Required work: Quote the whole listing word for word, please.
-- Start Task material --
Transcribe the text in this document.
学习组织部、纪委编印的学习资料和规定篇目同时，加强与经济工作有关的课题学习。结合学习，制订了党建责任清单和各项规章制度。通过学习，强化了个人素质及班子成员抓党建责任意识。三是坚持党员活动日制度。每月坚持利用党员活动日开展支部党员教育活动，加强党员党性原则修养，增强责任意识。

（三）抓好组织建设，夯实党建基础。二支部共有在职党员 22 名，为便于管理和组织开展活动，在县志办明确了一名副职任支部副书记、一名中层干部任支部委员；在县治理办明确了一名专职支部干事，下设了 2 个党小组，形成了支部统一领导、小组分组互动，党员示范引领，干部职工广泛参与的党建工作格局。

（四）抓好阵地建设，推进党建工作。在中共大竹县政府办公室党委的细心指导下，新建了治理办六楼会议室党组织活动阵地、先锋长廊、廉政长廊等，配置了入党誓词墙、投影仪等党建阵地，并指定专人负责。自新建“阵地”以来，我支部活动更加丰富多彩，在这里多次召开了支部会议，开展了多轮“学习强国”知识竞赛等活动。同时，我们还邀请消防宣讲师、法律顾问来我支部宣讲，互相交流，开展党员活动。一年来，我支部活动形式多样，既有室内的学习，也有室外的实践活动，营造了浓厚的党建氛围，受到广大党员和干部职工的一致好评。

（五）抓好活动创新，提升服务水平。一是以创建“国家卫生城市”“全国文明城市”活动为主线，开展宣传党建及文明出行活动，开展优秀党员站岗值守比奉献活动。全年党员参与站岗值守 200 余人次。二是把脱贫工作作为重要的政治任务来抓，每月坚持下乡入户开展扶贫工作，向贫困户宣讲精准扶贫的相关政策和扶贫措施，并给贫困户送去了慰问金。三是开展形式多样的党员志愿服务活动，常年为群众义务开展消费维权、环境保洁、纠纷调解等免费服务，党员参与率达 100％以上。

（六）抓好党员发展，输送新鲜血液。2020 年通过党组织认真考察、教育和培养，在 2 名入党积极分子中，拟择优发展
-- End Task material --
Correct output:
Transcribe the text in this document.
学习组织部、纪委编印的学习资料和规定篇目同时，加强与经济工作有关的课题学习。结合学习，制订了党建责任清单和各项规章制度。通过学习，强化了个人素质及班子成员抓党建责任意识。三是坚持党员活动日制度。每月坚持利用党员活动日开展支部党员教育活动，加强党员党性原则修养，增强责任意识。

（三）抓好组织建设，夯实党建基础。二支部共有在职党员 22 名，为便于管理和组织开展活动，在县志办明确了一名副职任支部副书记、一名中层干部任支部委员；在县治理办明确了一名专职支部干事，下设了 2 个党小组，形成了支部统一领导、小组分组互动，党员示范引领，干部职工广泛参与的党建工作格局。

（四）抓好阵地建设，推进党建工作。在中共大竹县政府办公室党委的细心指导下，新建了治理办六楼会议室党组织活动阵地、先锋长廊、廉政长廊等，配置了入党誓词墙、投影仪等党建阵地，并指定专人负责。自新建“阵地”以来，我支部活动更加丰富多彩，在这里多次召开了支部会议，开展了多轮“学习强国”知识竞赛等活动。同时，我们还邀请消防宣讲师、法律顾问来我支部宣讲，互相交流，开展党员活动。一年来，我支部活动形式多样，既有室内的学习，也有室外的实践活动，营造了浓厚的党建氛围，受到广大党员和干部职工的一致好评。

（五）抓好活动创新，提升服务水平。一是以创建“国家卫生城市”“全国文明城市”活动为主线，开展宣传党建及文明出行活动，开展优秀党员站岗值守比奉献活动。全年党员参与站岗值守 200 余人次。二是把脱贫工作作为重要的政治任务来抓，每月坚持下乡入户开展扶贫工作，向贫困户宣讲精准扶贫的相关政策和扶贫措施，并给贫困户送去了慰问金。三是开展形式多样的党员志愿服务活动，常年为群众义务开展消费维权、环境保洁、纠纷调解等免费服务，党员参与率达 100％以上。

（六）抓好党员发展，输送新鲜血液。2020 年通过党组织认真考察、教育和培养，在 2 名入党积极分子中，拟择优发展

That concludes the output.